Figure collection entries

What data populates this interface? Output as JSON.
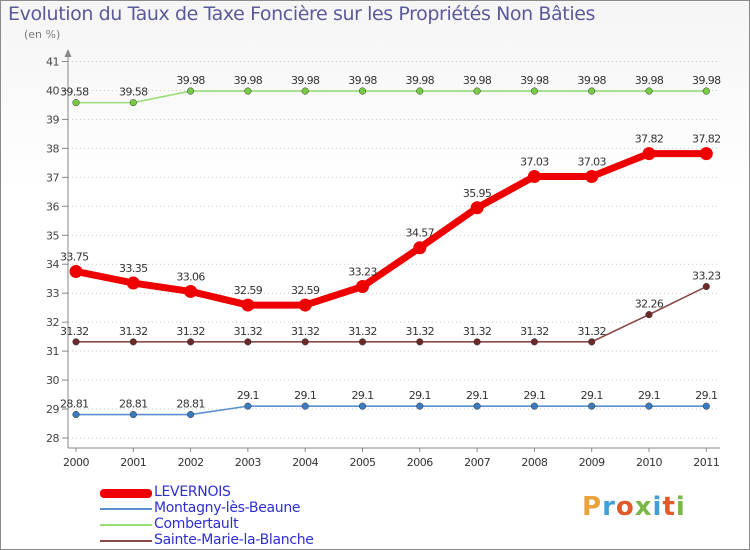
{
  "title": "Evolution du Taux de Taxe Foncière sur les Propriétés Non Bâties",
  "subtitle": "(en %)",
  "logo_text": "Proxiti",
  "logo_colors": [
    "#e8a33a",
    "#3fa0d8",
    "#e05a2a",
    "#7ab648",
    "#3fa0d8",
    "#e05a2a",
    "#7ab648"
  ],
  "chart_data": {
    "type": "line",
    "title": "Evolution du Taux de Taxe Foncière sur les Propriétés Non Bâties",
    "ylabel": "(en %)",
    "xlabel": "",
    "ylim": [
      28,
      41
    ],
    "yticks": [
      28,
      29,
      30,
      31,
      32,
      33,
      34,
      35,
      36,
      37,
      38,
      39,
      40,
      41
    ],
    "categories": [
      "2000",
      "2001",
      "2002",
      "2003",
      "2004",
      "2005",
      "2006",
      "2007",
      "2008",
      "2009",
      "2010",
      "2011"
    ],
    "grid": "horizontal dotted",
    "legend_position": "bottom-left",
    "series": [
      {
        "name": "LEVERNOIS",
        "color": "#ee0000",
        "emphasis": "bold",
        "values": [
          33.75,
          33.35,
          33.06,
          32.59,
          32.59,
          33.23,
          34.57,
          35.95,
          37.03,
          37.03,
          37.82,
          37.82
        ],
        "labels": [
          "33.75",
          "33.35",
          "33.06",
          "32.59",
          "32.59",
          "33.23",
          "34.57",
          "35.95",
          "37.03",
          "37.03",
          "37.82",
          "37.82"
        ]
      },
      {
        "name": "Montagny-lès-Beaune",
        "color": "#5b8fd0",
        "marker": "#3a7bbf",
        "emphasis": "normal",
        "values": [
          28.81,
          28.81,
          28.81,
          29.1,
          29.1,
          29.1,
          29.1,
          29.1,
          29.1,
          29.1,
          29.1,
          29.1
        ],
        "labels": [
          "28.81",
          "28.81",
          "28.81",
          "29.1",
          "29.1",
          "29.1",
          "29.1",
          "29.1",
          "29.1",
          "29.1",
          "29.1",
          "29.1"
        ]
      },
      {
        "name": "Combertault",
        "color": "#99dd77",
        "marker": "#77cc44",
        "emphasis": "normal",
        "values": [
          39.58,
          39.58,
          39.98,
          39.98,
          39.98,
          39.98,
          39.98,
          39.98,
          39.98,
          39.98,
          39.98,
          39.98
        ],
        "labels": [
          "39.58",
          "39.58",
          "39.98",
          "39.98",
          "39.98",
          "39.98",
          "39.98",
          "39.98",
          "39.98",
          "39.98",
          "39.98",
          "39.98"
        ]
      },
      {
        "name": "Sainte-Marie-la-Blanche",
        "color": "#8a4a4a",
        "marker": "#6b2a2a",
        "emphasis": "normal",
        "values": [
          31.32,
          31.32,
          31.32,
          31.32,
          31.32,
          31.32,
          31.32,
          31.32,
          31.32,
          31.32,
          32.26,
          33.23
        ],
        "labels": [
          "31.32",
          "31.32",
          "31.32",
          "31.32",
          "31.32",
          "31.32",
          "31.32",
          "31.32",
          "31.32",
          "31.32",
          "32.26",
          "33.23"
        ]
      }
    ]
  }
}
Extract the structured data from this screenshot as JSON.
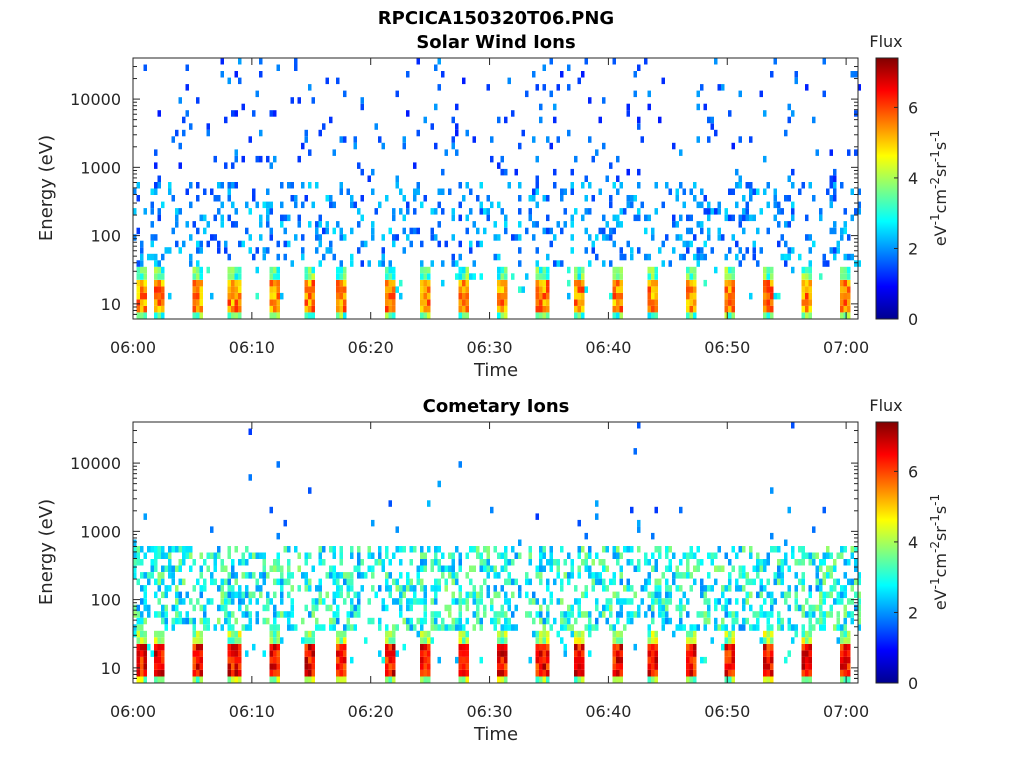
{
  "figure_title": "RPCICA150320T06.PNG",
  "colors": {
    "axis": "#262626",
    "colormap": [
      "#00008f",
      "#0000ff",
      "#0080ff",
      "#00ffff",
      "#80ff80",
      "#ffff00",
      "#ff8000",
      "#ff0000",
      "#800000"
    ]
  },
  "chart_data": [
    {
      "type": "heatmap",
      "title": "Solar Wind Ions",
      "xlabel": "Time",
      "ylabel": "Energy (eV)",
      "xlim": [
        "06:00",
        "07:01"
      ],
      "x_ticks": [
        "06:00",
        "06:10",
        "06:20",
        "06:30",
        "06:40",
        "06:50",
        "07:00"
      ],
      "x_tick_minutes": [
        0,
        10,
        20,
        30,
        40,
        50,
        60
      ],
      "y_scale": "log",
      "ylim": [
        6,
        40000
      ],
      "y_ticks": [
        "10",
        "100",
        "1000",
        "10000"
      ],
      "y_tick_values": [
        10,
        100,
        1000,
        10000
      ],
      "colorbar": {
        "title": "Flux",
        "label_base": "eV",
        "label_exps": [
          "-1",
          "-2",
          "-1",
          "-1"
        ],
        "label_units": [
          "cm",
          "sr",
          "s"
        ],
        "range": [
          0,
          7.4
        ],
        "ticks": [
          "0",
          "2",
          "4",
          "6"
        ],
        "tick_values": [
          0,
          2,
          4,
          6
        ]
      },
      "features": {
        "burst_minutes": [
          0.5,
          2.2,
          5.3,
          8.4,
          11.7,
          14.8,
          17.5,
          21.5,
          24.4,
          27.6,
          31.0,
          34.3,
          37.5,
          40.7,
          43.7,
          46.9,
          50.1,
          53.4,
          56.6,
          59.7
        ],
        "low_band_flux_range": [
          2.5,
          6.2
        ],
        "high_energy_scatter_flux_range": [
          1.3,
          2.6
        ]
      }
    },
    {
      "type": "heatmap",
      "title": "Cometary Ions",
      "xlabel": "Time",
      "ylabel": "Energy (eV)",
      "xlim": [
        "06:00",
        "07:01"
      ],
      "x_ticks": [
        "06:00",
        "06:10",
        "06:20",
        "06:30",
        "06:40",
        "06:50",
        "07:00"
      ],
      "x_tick_minutes": [
        0,
        10,
        20,
        30,
        40,
        50,
        60
      ],
      "y_scale": "log",
      "ylim": [
        6,
        40000
      ],
      "y_ticks": [
        "10",
        "100",
        "1000",
        "10000"
      ],
      "y_tick_values": [
        10,
        100,
        1000,
        10000
      ],
      "colorbar": {
        "title": "Flux",
        "label_base": "eV",
        "label_exps": [
          "-1",
          "-2",
          "-1",
          "-1"
        ],
        "label_units": [
          "cm",
          "sr",
          "s"
        ],
        "range": [
          0,
          7.4
        ],
        "ticks": [
          "0",
          "2",
          "4",
          "6"
        ],
        "tick_values": [
          0,
          2,
          4,
          6
        ]
      },
      "features": {
        "burst_minutes": [
          0.5,
          2.2,
          5.3,
          8.4,
          11.7,
          14.8,
          17.5,
          21.5,
          24.4,
          27.6,
          31.0,
          34.3,
          37.5,
          40.7,
          43.7,
          46.9,
          50.1,
          53.4,
          56.6,
          59.7
        ],
        "low_band_flux_range": [
          3.0,
          7.2
        ],
        "high_energy_scatter_flux_range": [
          1.5,
          3.5
        ]
      }
    }
  ]
}
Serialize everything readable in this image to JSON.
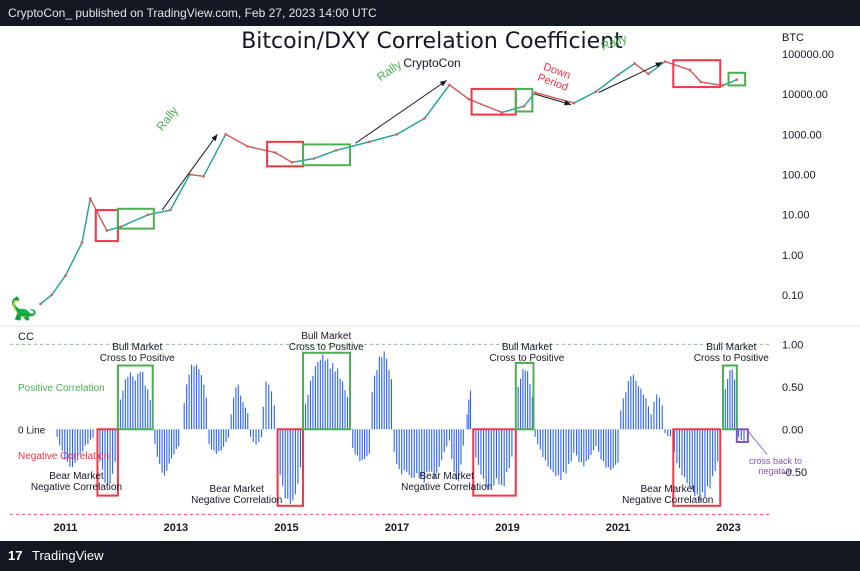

What you are asked to do: Pull out each line of the listing that holds the string "JSON".

In response:
What data populates this interface? Output as JSON.
Extract the structured data from this screenshot as JSON.
Serialize everything readable in this image to JSON.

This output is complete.